> [Challenge] Output each entry below as it stands, leaving out every picture.

> [Provided information]
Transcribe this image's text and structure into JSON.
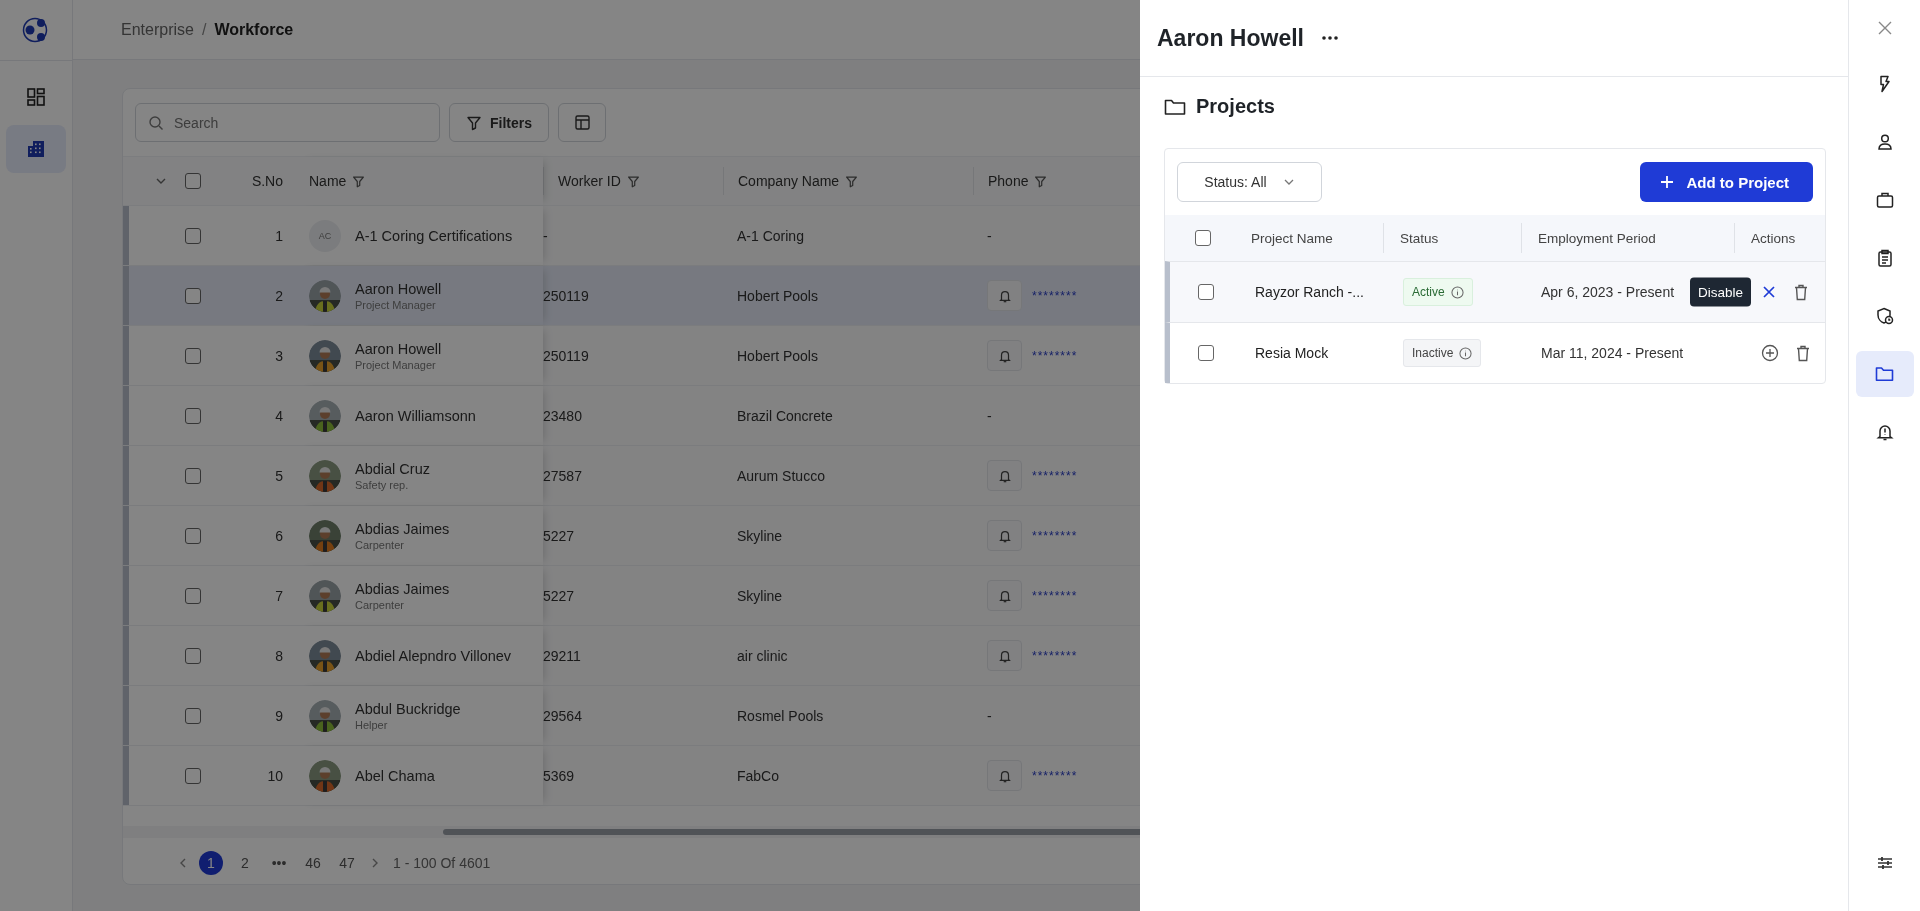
{
  "nav": {
    "items": [
      {
        "kind": "dashboard",
        "selected": false
      },
      {
        "kind": "buildings",
        "selected": true
      }
    ]
  },
  "breadcrumb": {
    "separator": "/",
    "items": [
      "Enterprise",
      "Workforce"
    ]
  },
  "toolbar": {
    "search": {
      "placeholder": "Search"
    },
    "filters_button": "Filters"
  },
  "table": {
    "header_checked": false,
    "columns": [
      "S.No",
      "Name",
      "Worker ID",
      "Company Name",
      "Phone"
    ],
    "rows": [
      {
        "sno": "1",
        "avatar": {
          "kind": "initials",
          "text": "AC"
        },
        "name": "A-1 Coring Certifications",
        "worker_id": "-",
        "company": "A-1 Coring",
        "phone": "-",
        "alert_button": false,
        "checked": false,
        "selected": false
      },
      {
        "sno": "2",
        "name": "Aaron Howell",
        "role": "Project Manager",
        "worker_id": "250119",
        "company": "Hobert Pools",
        "phone": "********",
        "alert_button": true,
        "checked": false,
        "selected": true
      },
      {
        "sno": "3",
        "name": "Aaron Howell",
        "role": "Project Manager",
        "worker_id": "250119",
        "company": "Hobert Pools",
        "phone": "********",
        "alert_button": true,
        "checked": false,
        "selected": false
      },
      {
        "sno": "4",
        "name": "Aaron Williamsonn",
        "worker_id": "23480",
        "company": "Brazil Concrete",
        "phone": "-",
        "alert_button": false,
        "checked": false,
        "selected": false
      },
      {
        "sno": "5",
        "name": "Abdial Cruz",
        "role": "Safety rep.",
        "worker_id": "27587",
        "company": "Aurum Stucco",
        "phone": "********",
        "alert_button": true,
        "checked": false,
        "selected": false
      },
      {
        "sno": "6",
        "name": "Abdias Jaimes",
        "role": "Carpenter",
        "worker_id": "5227",
        "company": "Skyline",
        "phone": "********",
        "alert_button": true,
        "checked": false,
        "selected": false
      },
      {
        "sno": "7",
        "name": "Abdias Jaimes",
        "role": "Carpenter",
        "worker_id": "5227",
        "company": "Skyline",
        "phone": "********",
        "alert_button": true,
        "checked": false,
        "selected": false
      },
      {
        "sno": "8",
        "name": "Abdiel Alepndro Villonev",
        "worker_id": "29211",
        "company": "air clinic",
        "phone": "********",
        "alert_button": true,
        "checked": false,
        "selected": false
      },
      {
        "sno": "9",
        "name": "Abdul Buckridge",
        "role": "Helper",
        "worker_id": "29564",
        "company": "Rosmel Pools",
        "phone": "-",
        "alert_button": false,
        "checked": false,
        "selected": false
      },
      {
        "sno": "10",
        "name": "Abel Chama",
        "worker_id": "5369",
        "company": "FabCo",
        "phone": "********",
        "alert_button": true,
        "checked": false,
        "selected": false
      }
    ]
  },
  "pagination": {
    "pages": [
      {
        "label": "1",
        "selected": true
      },
      {
        "label": "2",
        "selected": false
      },
      {
        "label": "•••",
        "selected": false
      },
      {
        "label": "46",
        "selected": false
      },
      {
        "label": "47",
        "selected": false
      }
    ],
    "summary": "1 - 100 Of 4601"
  },
  "drawer": {
    "title": "Aaron Howell",
    "section_title": "Projects",
    "status_filter": "Status: All",
    "add_button": "Add to Project",
    "header_checked": false,
    "columns": [
      "Project Name",
      "Status",
      "Employment Period",
      "Actions"
    ],
    "rows": [
      {
        "name": "Rayzor Ranch -...",
        "status": {
          "label": "Active",
          "kind": "active"
        },
        "period": "Apr 6, 2023 - Present",
        "action": {
          "kind": "disable",
          "tooltip": "Disable"
        },
        "checked": false
      },
      {
        "name": "Resia Mock",
        "status": {
          "label": "Inactive",
          "kind": "inactive"
        },
        "period": "Mar 11, 2024 - Present",
        "action": {
          "kind": "enable"
        },
        "checked": false
      }
    ]
  },
  "rail": {
    "items": [
      {
        "kind": "bolt",
        "selected": false
      },
      {
        "kind": "person",
        "selected": false
      },
      {
        "kind": "briefcase",
        "selected": false
      },
      {
        "kind": "clipboard",
        "selected": false
      },
      {
        "kind": "shield",
        "selected": false
      },
      {
        "kind": "folder",
        "selected": true
      },
      {
        "kind": "alert-bell",
        "selected": false
      }
    ]
  }
}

> [Full answer]
Transcribe this image's text and structure into JSON.
{
  "nav": {
    "items": [
      {
        "kind": "dashboard",
        "selected": false
      },
      {
        "kind": "buildings",
        "selected": true
      }
    ]
  },
  "breadcrumb": {
    "separator": "/",
    "items": [
      "Enterprise",
      "Workforce"
    ]
  },
  "toolbar": {
    "search": {
      "placeholder": "Search"
    },
    "filters_button": "Filters"
  },
  "table": {
    "header_checked": false,
    "columns": [
      "S.No",
      "Name",
      "Worker ID",
      "Company Name",
      "Phone"
    ],
    "rows": [
      {
        "sno": "1",
        "avatar": {
          "kind": "initials",
          "text": "AC"
        },
        "name": "A-1 Coring Certifications",
        "worker_id": "-",
        "company": "A-1 Coring",
        "phone": "-",
        "alert_button": false,
        "checked": false,
        "selected": false
      },
      {
        "sno": "2",
        "name": "Aaron Howell",
        "role": "Project Manager",
        "worker_id": "250119",
        "company": "Hobert Pools",
        "phone": "********",
        "alert_button": true,
        "checked": false,
        "selected": true
      },
      {
        "sno": "3",
        "name": "Aaron Howell",
        "role": "Project Manager",
        "worker_id": "250119",
        "company": "Hobert Pools",
        "phone": "********",
        "alert_button": true,
        "checked": false,
        "selected": false
      },
      {
        "sno": "4",
        "name": "Aaron Williamsonn",
        "worker_id": "23480",
        "company": "Brazil Concrete",
        "phone": "-",
        "alert_button": false,
        "checked": false,
        "selected": false
      },
      {
        "sno": "5",
        "name": "Abdial Cruz",
        "role": "Safety rep.",
        "worker_id": "27587",
        "company": "Aurum Stucco",
        "phone": "********",
        "alert_button": true,
        "checked": false,
        "selected": false
      },
      {
        "sno": "6",
        "name": "Abdias Jaimes",
        "role": "Carpenter",
        "worker_id": "5227",
        "company": "Skyline",
        "phone": "********",
        "alert_button": true,
        "checked": false,
        "selected": false
      },
      {
        "sno": "7",
        "name": "Abdias Jaimes",
        "role": "Carpenter",
        "worker_id": "5227",
        "company": "Skyline",
        "phone": "********",
        "alert_button": true,
        "checked": false,
        "selected": false
      },
      {
        "sno": "8",
        "name": "Abdiel Alepndro Villonev",
        "worker_id": "29211",
        "company": "air clinic",
        "phone": "********",
        "alert_button": true,
        "checked": false,
        "selected": false
      },
      {
        "sno": "9",
        "name": "Abdul Buckridge",
        "role": "Helper",
        "worker_id": "29564",
        "company": "Rosmel Pools",
        "phone": "-",
        "alert_button": false,
        "checked": false,
        "selected": false
      },
      {
        "sno": "10",
        "name": "Abel Chama",
        "worker_id": "5369",
        "company": "FabCo",
        "phone": "********",
        "alert_button": true,
        "checked": false,
        "selected": false
      }
    ]
  },
  "pagination": {
    "pages": [
      {
        "label": "1",
        "selected": true
      },
      {
        "label": "2",
        "selected": false
      },
      {
        "label": "•••",
        "selected": false
      },
      {
        "label": "46",
        "selected": false
      },
      {
        "label": "47",
        "selected": false
      }
    ],
    "summary": "1 - 100 Of 4601"
  },
  "drawer": {
    "title": "Aaron Howell",
    "section_title": "Projects",
    "status_filter": "Status: All",
    "add_button": "Add to Project",
    "header_checked": false,
    "columns": [
      "Project Name",
      "Status",
      "Employment Period",
      "Actions"
    ],
    "rows": [
      {
        "name": "Rayzor Ranch -...",
        "status": {
          "label": "Active",
          "kind": "active"
        },
        "period": "Apr 6, 2023 - Present",
        "action": {
          "kind": "disable",
          "tooltip": "Disable"
        },
        "checked": false
      },
      {
        "name": "Resia Mock",
        "status": {
          "label": "Inactive",
          "kind": "inactive"
        },
        "period": "Mar 11, 2024 - Present",
        "action": {
          "kind": "enable"
        },
        "checked": false
      }
    ]
  },
  "rail": {
    "items": [
      {
        "kind": "bolt",
        "selected": false
      },
      {
        "kind": "person",
        "selected": false
      },
      {
        "kind": "briefcase",
        "selected": false
      },
      {
        "kind": "clipboard",
        "selected": false
      },
      {
        "kind": "shield",
        "selected": false
      },
      {
        "kind": "folder",
        "selected": true
      },
      {
        "kind": "alert-bell",
        "selected": false
      }
    ]
  }
}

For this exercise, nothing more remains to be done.